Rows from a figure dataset
══════════════════════════════

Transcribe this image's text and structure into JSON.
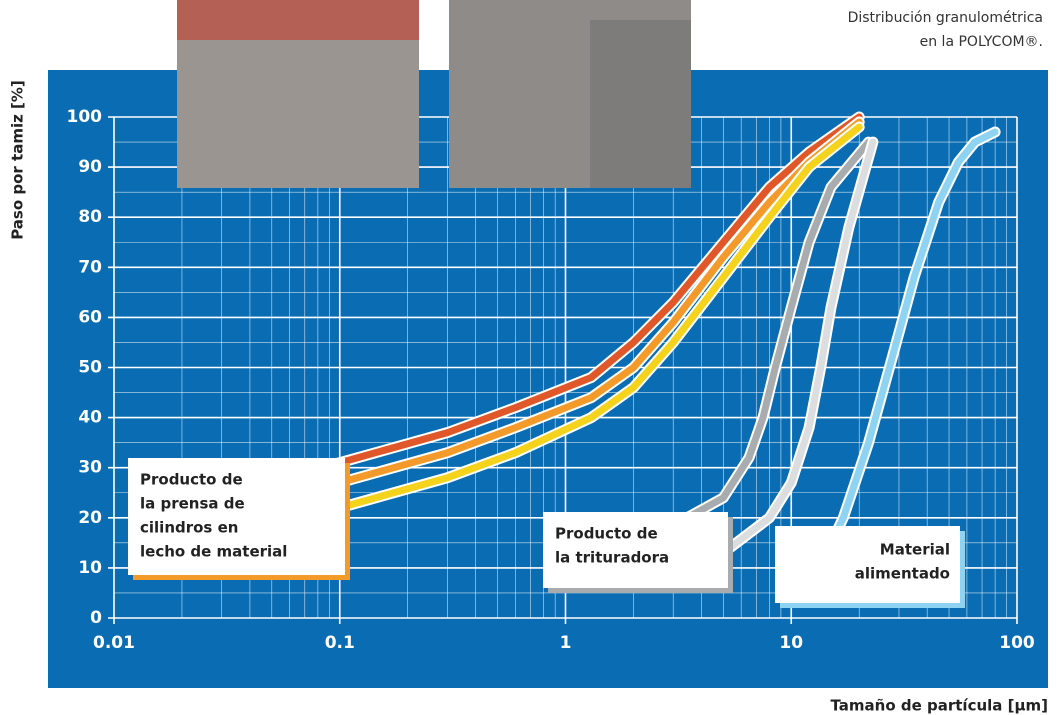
{
  "chart_data": {
    "type": "line",
    "title": [
      "Distribución granulométrica",
      "en la POLYCOM®."
    ],
    "y_label": "Paso por tamiz [%]",
    "x_label": "Tamaño de partícula [µm]",
    "xscale": "log",
    "xlim": [
      0.01,
      100
    ],
    "xticks": [
      0.01,
      0.1,
      1,
      10,
      100
    ],
    "ylim": [
      0,
      100
    ],
    "yticks": [
      0,
      10,
      20,
      30,
      40,
      50,
      60,
      70,
      80,
      90,
      100
    ],
    "grid": true,
    "minor_grid": true,
    "series": [
      {
        "color": "#e0582a",
        "x": [
          0.045,
          0.1,
          0.3,
          0.6,
          1.3,
          2,
          3,
          5,
          8,
          12,
          20
        ],
        "values": [
          27.5,
          31,
          37,
          42,
          48,
          55,
          63,
          75,
          86,
          93,
          100
        ]
      },
      {
        "color": "#f39a2a",
        "x": [
          0.045,
          0.1,
          0.3,
          0.6,
          1.3,
          2,
          3,
          5,
          8,
          12,
          20
        ],
        "values": [
          23,
          27,
          33,
          38,
          44,
          50,
          59,
          72,
          83,
          91,
          99
        ]
      },
      {
        "color": "#f5d21b",
        "x": [
          0.045,
          0.1,
          0.3,
          0.6,
          1.3,
          2,
          3,
          5,
          8,
          12,
          20
        ],
        "values": [
          18,
          22,
          28,
          33,
          40,
          46,
          55,
          68,
          80,
          90,
          98
        ]
      },
      {
        "color": "#a9acae",
        "x": [
          3.3,
          5,
          6.5,
          7.5,
          8.5,
          10,
          12,
          15,
          22
        ],
        "values": [
          19.5,
          24,
          32,
          40,
          50,
          62,
          75,
          86,
          95
        ]
      },
      {
        "color": "#dcdddf",
        "x": [
          3.3,
          5,
          8,
          10,
          12,
          13.5,
          15,
          18,
          23
        ],
        "values": [
          9,
          13,
          20,
          27,
          38,
          50,
          62,
          78,
          95
        ]
      },
      {
        "color": "#8fd3f2",
        "x": [
          13,
          17,
          22,
          28,
          35,
          45,
          55,
          65,
          80
        ],
        "values": [
          9,
          20,
          35,
          52,
          68,
          83,
          91,
          95,
          97
        ]
      }
    ],
    "annotations": [
      {
        "lines": [
          "Producto de",
          "la prensa de",
          "cilindros en",
          "lecho de material"
        ],
        "color": "#f39a2a"
      },
      {
        "lines": [
          "Producto de",
          "la trituradora"
        ],
        "color": "#a9acae"
      },
      {
        "lines": [
          "Material",
          "alimentado"
        ],
        "color": "#8fd3f2"
      }
    ]
  }
}
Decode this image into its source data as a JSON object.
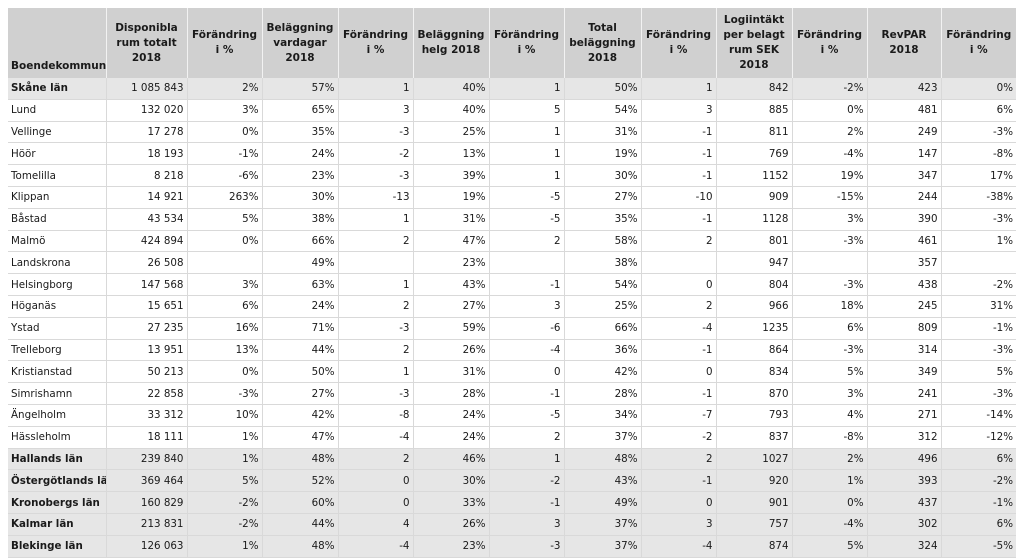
{
  "headers": [
    "Boendekommun",
    "Disponibla rum totalt 2018",
    "Förändring i %",
    "Beläggning vardagar 2018",
    "Förändring i %",
    "Beläggning helg 2018",
    "Förändring i %",
    "Total beläggning 2018",
    "Förändring i %",
    "Logiintäkt per belagt rum SEK 2018",
    "Förändring i %",
    "RevPAR 2018",
    "Förändring i %"
  ],
  "rows": [
    {
      "style": "region",
      "cells": [
        "Skåne län",
        "1 085 843",
        "2%",
        "57%",
        "1",
        "40%",
        "1",
        "50%",
        "1",
        "842",
        "-2%",
        "423",
        "0%"
      ]
    },
    {
      "style": "plain",
      "cells": [
        "Lund",
        "132 020",
        "3%",
        "65%",
        "3",
        "40%",
        "5",
        "54%",
        "3",
        "885",
        "0%",
        "481",
        "6%"
      ]
    },
    {
      "style": "plain",
      "cells": [
        "Vellinge",
        "17 278",
        "0%",
        "35%",
        "-3",
        "25%",
        "1",
        "31%",
        "-1",
        "811",
        "2%",
        "249",
        "-3%"
      ]
    },
    {
      "style": "plain",
      "cells": [
        "Höör",
        "18 193",
        "-1%",
        "24%",
        "-2",
        "13%",
        "1",
        "19%",
        "-1",
        "769",
        "-4%",
        "147",
        "-8%"
      ]
    },
    {
      "style": "plain",
      "cells": [
        "Tomelilla",
        "8 218",
        "-6%",
        "23%",
        "-3",
        "39%",
        "1",
        "30%",
        "-1",
        "1152",
        "19%",
        "347",
        "17%"
      ]
    },
    {
      "style": "plain",
      "cells": [
        "Klippan",
        "14 921",
        "263%",
        "30%",
        "-13",
        "19%",
        "-5",
        "27%",
        "-10",
        "909",
        "-15%",
        "244",
        "-38%"
      ]
    },
    {
      "style": "plain",
      "cells": [
        "Båstad",
        "43 534",
        "5%",
        "38%",
        "1",
        "31%",
        "-5",
        "35%",
        "-1",
        "1128",
        "3%",
        "390",
        "-3%"
      ]
    },
    {
      "style": "plain",
      "cells": [
        "Malmö",
        "424 894",
        "0%",
        "66%",
        "2",
        "47%",
        "2",
        "58%",
        "2",
        "801",
        "-3%",
        "461",
        "1%"
      ]
    },
    {
      "style": "plain",
      "cells": [
        "Landskrona",
        "26 508",
        "",
        "49%",
        "",
        "23%",
        "",
        "38%",
        "",
        "947",
        "",
        "357",
        ""
      ]
    },
    {
      "style": "plain",
      "cells": [
        "Helsingborg",
        "147 568",
        "3%",
        "63%",
        "1",
        "43%",
        "-1",
        "54%",
        "0",
        "804",
        "-3%",
        "438",
        "-2%"
      ]
    },
    {
      "style": "plain",
      "cells": [
        "Höganäs",
        "15 651",
        "6%",
        "24%",
        "2",
        "27%",
        "3",
        "25%",
        "2",
        "966",
        "18%",
        "245",
        "31%"
      ]
    },
    {
      "style": "plain",
      "cells": [
        "Ystad",
        "27 235",
        "16%",
        "71%",
        "-3",
        "59%",
        "-6",
        "66%",
        "-4",
        "1235",
        "6%",
        "809",
        "-1%"
      ]
    },
    {
      "style": "plain",
      "cells": [
        "Trelleborg",
        "13 951",
        "13%",
        "44%",
        "2",
        "26%",
        "-4",
        "36%",
        "-1",
        "864",
        "-3%",
        "314",
        "-3%"
      ]
    },
    {
      "style": "plain",
      "cells": [
        "Kristianstad",
        "50 213",
        "0%",
        "50%",
        "1",
        "31%",
        "0",
        "42%",
        "0",
        "834",
        "5%",
        "349",
        "5%"
      ]
    },
    {
      "style": "plain",
      "cells": [
        "Simrishamn",
        "22 858",
        "-3%",
        "27%",
        "-3",
        "28%",
        "-1",
        "28%",
        "-1",
        "870",
        "3%",
        "241",
        "-3%"
      ]
    },
    {
      "style": "plain",
      "cells": [
        "Ängelholm",
        "33 312",
        "10%",
        "42%",
        "-8",
        "24%",
        "-5",
        "34%",
        "-7",
        "793",
        "4%",
        "271",
        "-14%"
      ]
    },
    {
      "style": "plain",
      "cells": [
        "Hässleholm",
        "18 111",
        "1%",
        "47%",
        "-4",
        "24%",
        "2",
        "37%",
        "-2",
        "837",
        "-8%",
        "312",
        "-12%"
      ]
    },
    {
      "style": "bold",
      "cells": [
        "Hallands län",
        "239 840",
        "1%",
        "48%",
        "2",
        "46%",
        "1",
        "48%",
        "2",
        "1027",
        "2%",
        "496",
        "6%"
      ]
    },
    {
      "style": "bold",
      "cells": [
        "Östergötlands län",
        "369 464",
        "5%",
        "52%",
        "0",
        "30%",
        "-2",
        "43%",
        "-1",
        "920",
        "1%",
        "393",
        "-2%"
      ]
    },
    {
      "style": "bold",
      "cells": [
        "Kronobergs län",
        "160 829",
        "-2%",
        "60%",
        "0",
        "33%",
        "-1",
        "49%",
        "0",
        "901",
        "0%",
        "437",
        "-1%"
      ]
    },
    {
      "style": "bold",
      "cells": [
        "Kalmar län",
        "213 831",
        "-2%",
        "44%",
        "4",
        "26%",
        "3",
        "37%",
        "3",
        "757",
        "-4%",
        "302",
        "6%"
      ]
    },
    {
      "style": "bold",
      "cells": [
        "Blekinge län",
        "126 063",
        "1%",
        "48%",
        "-4",
        "23%",
        "-3",
        "37%",
        "-4",
        "874",
        "5%",
        "324",
        "-5%"
      ]
    }
  ]
}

══════════════════════════════

For the data above, state how many lines contain "into"; the number is the whole answer.

- **RESPONSE**:
2